▸ Task to carry out: Set out the data below as a Markdown table with the columns Row and Data line, one row per non-blank line, and leave the pictures out.

* Start Available data *

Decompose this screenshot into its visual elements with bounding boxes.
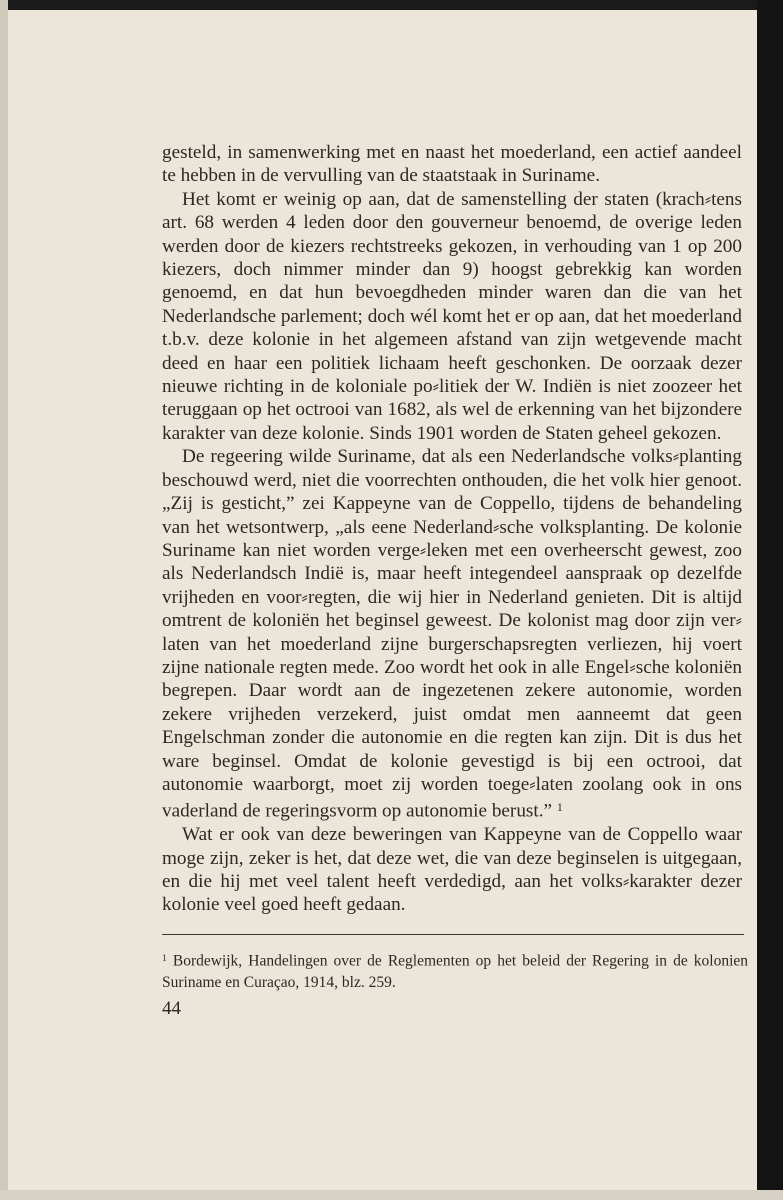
scan-left-edge <box>0 0 8 1200</box>
footnote <box>162 948 748 994</box>
paragraph-3-text: De regeering wilde Suriname, dat als een Nederlandsche volks⸗planting beschouwd werd, niet die voorrechten onthouden, die het volk hier genoot. „Zij is gesticht,” zei Kappeyne van de Coppello, tijdens de behandeling van het wetsontwerp, „als eene Nederland⸗sche volksplanting. De kolonie Suriname kan niet worden verge⸗leken met een overheerscht gewest, zoo als Nederlandsch Indië is, maar heeft integendeel aanspraak op dezelfde vrijheden en voor⸗regten, die wij hier in Nederland genieten. Dit is altijd omtrent de koloniën het beginsel geweest. De kolonist mag door zijn ver⸗laten van het moederland zijne burgerschapsregten verliezen, hij voert zijne nationale regten mede. Zoo wordt het ook in alle Engel⸗sche koloniën begrepen. Daar wordt aan de ingezetenen zekere autonomie, worden zekere vrijheden verzekerd, juist omdat men aanneemt dat geen Engelschman zonder die autonomie en die regten kan zijn. Dit is dus het ware beginsel. Omdat de kolonie gevestigd is bij een octrooi, dat autonomie waarborgt, moet zij worden toege⸗laten zoolang ook in ons vaderland de regeringsvorm op autonomie berust.” <box>162 446 742 822</box>
body-text <box>162 141 742 917</box>
scan-right-edge <box>757 0 783 1200</box>
paragraph-3 <box>162 445 742 823</box>
paragraph-4: Wat er ook van deze beweringen van Kappeyne van de Coppello waar moge zijn, zeker is het, dat deze wet, die van deze beginselen is uitgegaan, en die hij met veel talent heeft verdedigd, aan het volks⸗karakter dezer kolonie veel goed heeft gedaan. <box>162 824 742 916</box>
scan-bottom-edge <box>0 1190 783 1200</box>
footnote-divider <box>162 934 744 935</box>
footnote-marker: 1 <box>162 953 167 964</box>
footnote-reference[interactable]: 1 <box>556 800 563 815</box>
scan-top-edge <box>0 0 783 10</box>
footnote-text: Bordewijk, Handelingen over de Reglementen op het beleid der Regering in de kolonien Suriname en Curaçao, 1914, blz. 259. <box>162 952 749 992</box>
paragraph-1: gesteld, in samenwerking met en naast het moederland, een actief aandeel te hebben in de vervulling van de staatstaak in Suriname. <box>162 142 742 187</box>
paragraph-2: Het komt er weinig op aan, dat de samenstelling der staten (krach⸗tens art. 68 werden 4 leden door den gouverneur benoemd, de overige leden werden door de kiezers rechtstreeks gekozen, in verhouding van 1 op 200 kiezers, doch nimmer minder dan 9) hoogst gebrekkig kan worden genoemd, en dat hun bevoegdheden minder waren dan die van het Nederlandsche parlement; doch wél komt het er op aan, dat het moederland t.b.v. deze kolonie in het algemeen afstand van zijn wetgevende macht deed en haar een politiek lichaam heeft geschonken. De oorzaak dezer nieuwe richting in de koloniale po⸗litiek der W. Indiën is niet zoozeer het teruggaan op het octrooi van 1682, als wel de erkenning van het bijzondere karakter van deze kolonie. Sinds 1901 worden de Staten geheel gekozen. <box>162 188 742 444</box>
page-number: 44 <box>162 998 181 1019</box>
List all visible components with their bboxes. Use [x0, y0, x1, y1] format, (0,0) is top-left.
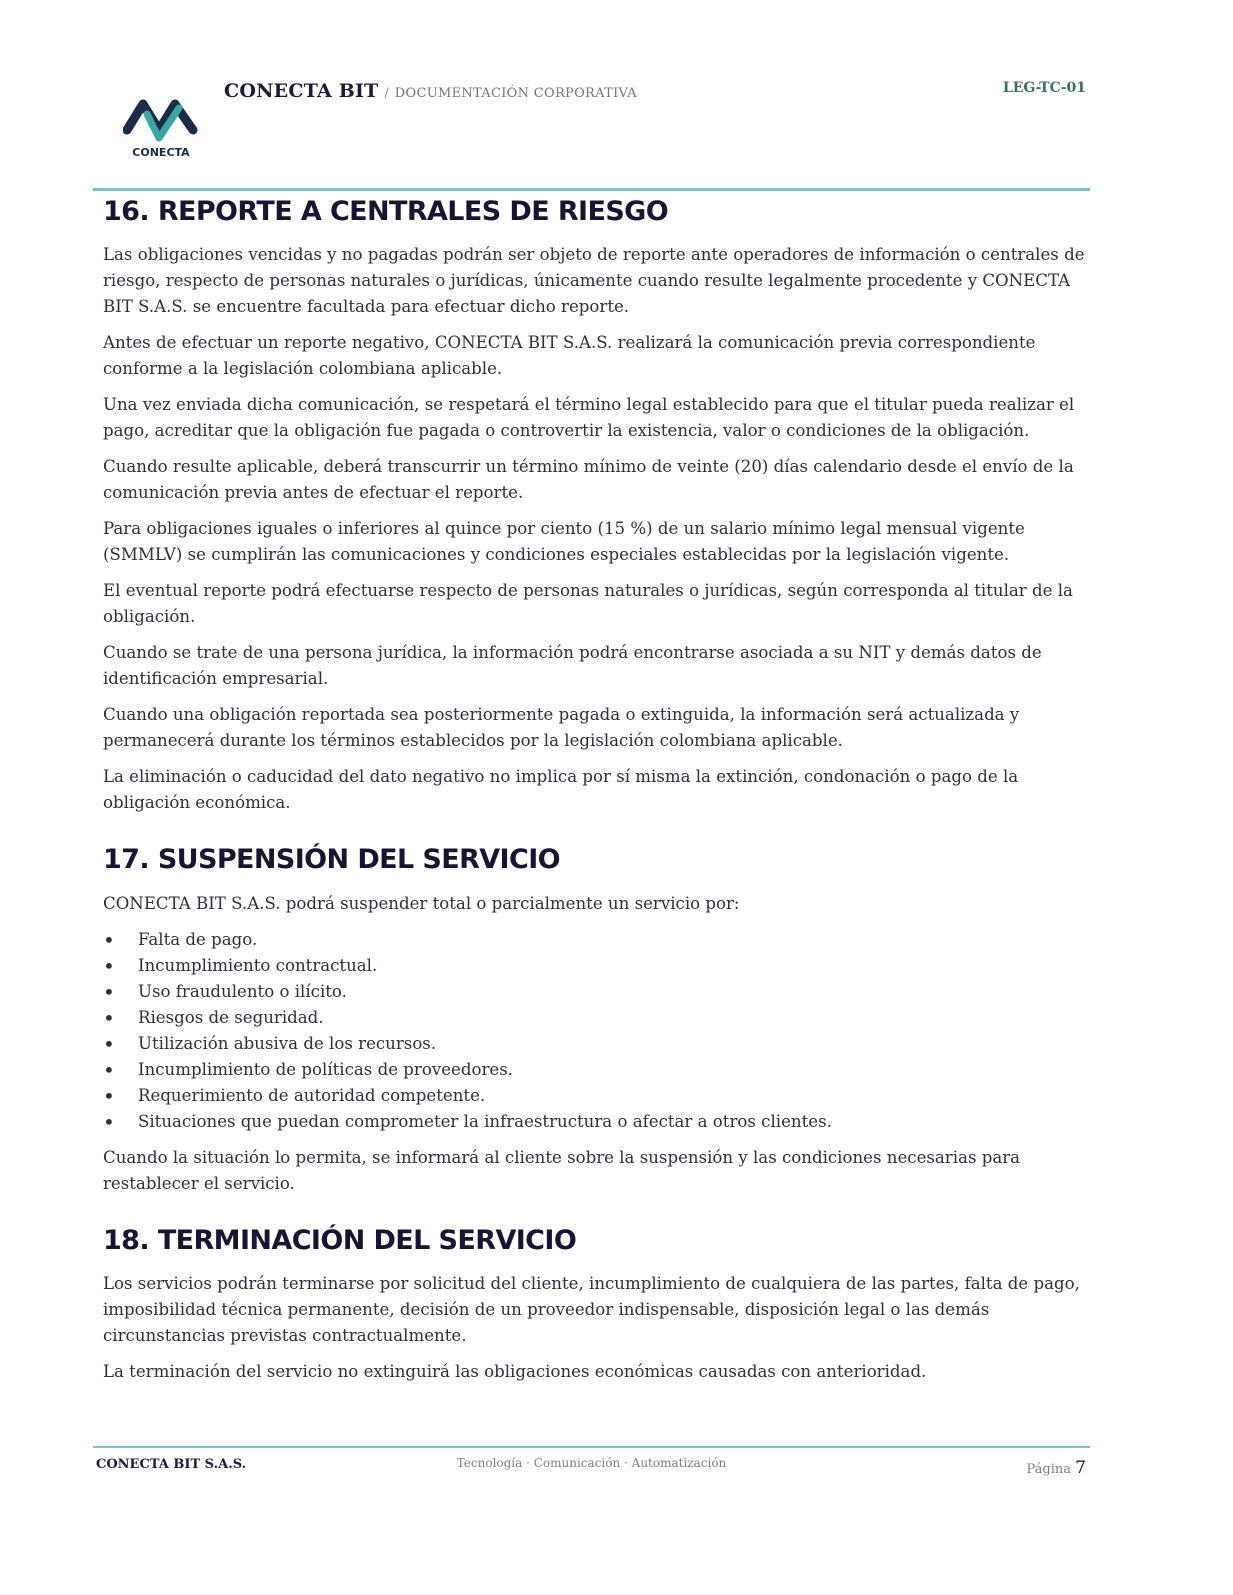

* End Available data *

▸ Result of this task:
| Row | Data line |
|---|---|
| 1 | Decompose this screenshot into its visual elements with bounding boxes. |
| 2 | scan-left-edge <box>0 0 8 1200</box> |
| 3 | footnote <box>162 948 748 994</box> |
| 4 | paragraph-3-text: De regeering wilde Suriname, dat als een Nederlandsche volks⸗planting beschouwd werd, niet die voorrechten onthouden, die het volk hier genoot. „Zij is gesticht,” zei Kappeyne van de Coppello, tijdens de behandeling van het wetsontwerp, „als eene Nederland⸗sche volksplanting. De kolonie Suriname kan niet worden verge⸗leken met een overheerscht gewest, zoo als Nederlandsch Indië is, maar heeft integendeel aanspraak op dezelfde vrijheden en voor⸗regten, die wij hier in Nederland genieten. Dit is altijd omtrent de koloniën het beginsel geweest. De kolonist mag door zijn ver⸗laten van het moederland zijne burgerschapsregten verliezen, hij voert zijne nationale regten mede. Zoo wordt het ook in alle Engel⸗sche koloniën begrepen. Daar wordt aan de ingezetenen zekere autonomie, worden zekere vrijheden verzekerd, juist omdat men aanneemt dat geen Engelschman zonder die autonomie en die regten kan zijn. Dit is dus het ware beginsel. Omdat de kolonie gevestigd is bij een octrooi, dat autonomie waarborgt, moet zij worden toege⸗laten zoolang ook in ons vaderland de regeringsvorm op autonomie berust.” <box>162 446 742 822</box> |
| 5 | body-text <box>162 141 742 917</box> |
| 6 | scan-right-edge <box>757 0 783 1200</box> |
| 7 | paragraph-3 <box>162 445 742 823</box> |
| 8 | paragraph-4: Wat er ook van deze beweringen van Kappeyne van de Coppello waar moge zijn, zeker is het, dat deze wet, die van deze beginselen is uitgegaan, en die hij met veel talent heeft verdedigd, aan het volks⸗karakter dezer kolonie veel goed heeft gedaan. <box>162 824 742 916</box> |
| 9 | scan-bottom-edge <box>0 1190 783 1200</box> |
| 10 | footnote-divider <box>162 934 744 935</box> |
| 11 | footnote-marker: 1 <box>162 953 167 964</box> |
| 12 | footnote-reference[interactable]: 1 <box>556 800 563 815</box> |
| 13 | scan-top-edge <box>0 0 783 10</box> |
| 14 | footnote-text: Bordewijk, Handelingen over de Reglementen op het beleid der Regering in de kolonien Suriname en Curaçao, 1914, blz. 259. <box>162 952 749 992</box> |
| 15 | paragraph-1: gesteld, in samenwerking met en naast het moederland, een actief aandeel te hebben in de vervulling van de staatstaak in Suriname. <box>162 142 742 187</box> |
| 16 | paragraph-2: Het komt er weinig op aan, dat de samenstelling der staten (krach⸗tens art. 68 werden 4 leden door den gouverneur benoemd, de overige leden werden door de kiezers rechtstreeks gekozen, in verhouding van 1 op 200 kiezers, doch nimmer minder dan 9) hoogst gebrekkig kan worden genoemd, en dat hun bevoegdheden minder waren dan die van het Nederlandsche parlement; doch wél komt het er op aan, dat het moederland t.b.v. deze kolonie in het algemeen afstand van zijn wetgevende macht deed en haar een politiek lichaam heeft geschonken. De oorzaak dezer nieuwe richting in de koloniale po⸗litiek der W. Indiën is niet zoozeer het teruggaan op het octrooi van 1682, als wel de erkenning van het bijzondere karakter van deze kolonie. Sinds 1901 worden de Staten geheel gekozen. <box>162 188 742 444</box> |
| 17 | page-number: 44 <box>162 998 181 1019</box> |
| 18 | List all visible components with their bboxes. Use [x0, y0, x1, y1] format, (0,0) is top-left. |